• **Given problem**
Reproduce the listing exactly, with no pictures in your copy.

**** Task data

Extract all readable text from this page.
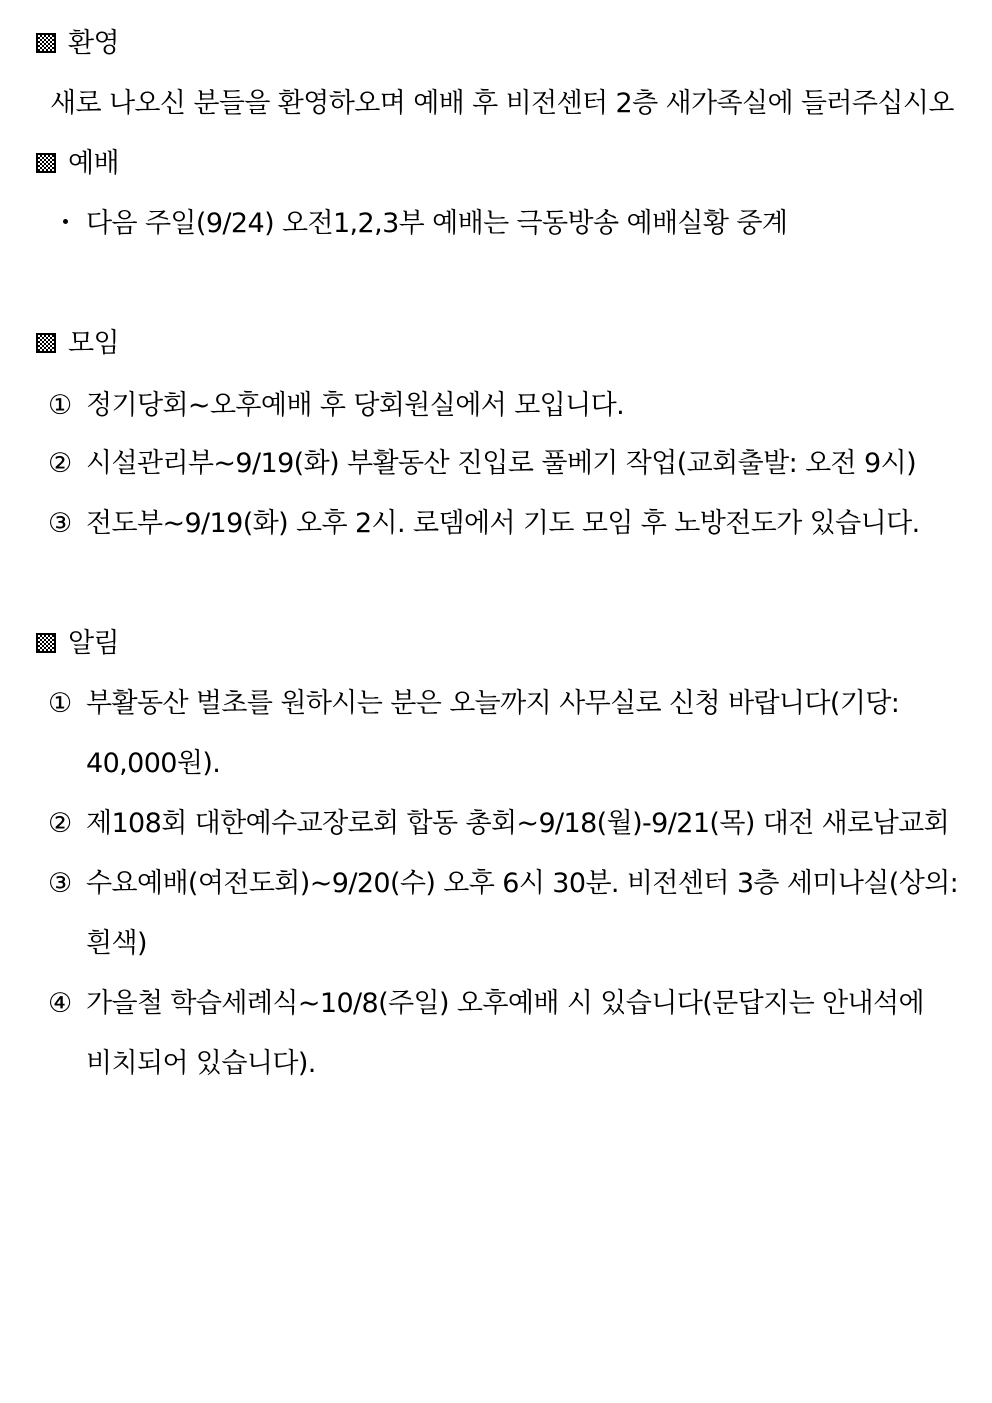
환영
새로 나오신 분들을 환영하오며 예배 후 비전센터 2층 새가족실에 들러주십시오
예배
・ 다음 주일(9/24) 오전1,2,3부 예배는 극동방송 예배실황 중계
모임
① 정기당회~오후예배 후 당회원실에서 모입니다.
② 시설관리부~9/19(화) 부활동산 진입로 풀베기 작업(교회출발: 오전 9시)
③ 전도부~9/19(화) 오후 2시. 로뎀에서 기도 모임 후 노방전도가 있습니다.
알림
① 부활동산 벌초를 원하시는 분은 오늘까지 사무실로 신청 바랍니다(기당:
40,000원).
② 제108회 대한예수교장로회 합동 총회~9/18(월)-9/21(목) 대전 새로남교회
③ 수요예배(여전도회)~9/20(수) 오후 6시 30분. 비전센터 3층 세미나실(상의:
흰색)
④ 가을철 학습세례식~10/8(주일) 오후예배 시 있습니다(문답지는 안내석에
비치되어 있습니다).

********

• **Written solution**
Extract all readable text from this page.
환영
새로 나오신 분들을 환영하오며 예배 후 비전센터 2층 새가족실에 들러주십시오
예배
・ 다음 주일(9/24) 오전1,2,3부 예배는 극동방송 예배실황 중계
모임
① 정기당회~오후예배 후 당회원실에서 모입니다.
② 시설관리부~9/19(화) 부활동산 진입로 풀베기 작업(교회출발: 오전 9시)
③ 전도부~9/19(화) 오후 2시. 로뎀에서 기도 모임 후 노방전도가 있습니다.
알림
① 부활동산 벌초를 원하시는 분은 오늘까지 사무실로 신청 바랍니다(기당:
40,000원).
② 제108회 대한예수교장로회 합동 총회~9/18(월)-9/21(목) 대전 새로남교회
③ 수요예배(여전도회)~9/20(수) 오후 6시 30분. 비전센터 3층 세미나실(상의:
흰색)
④ 가을철 학습세례식~10/8(주일) 오후예배 시 있습니다(문답지는 안내석에
비치되어 있습니다).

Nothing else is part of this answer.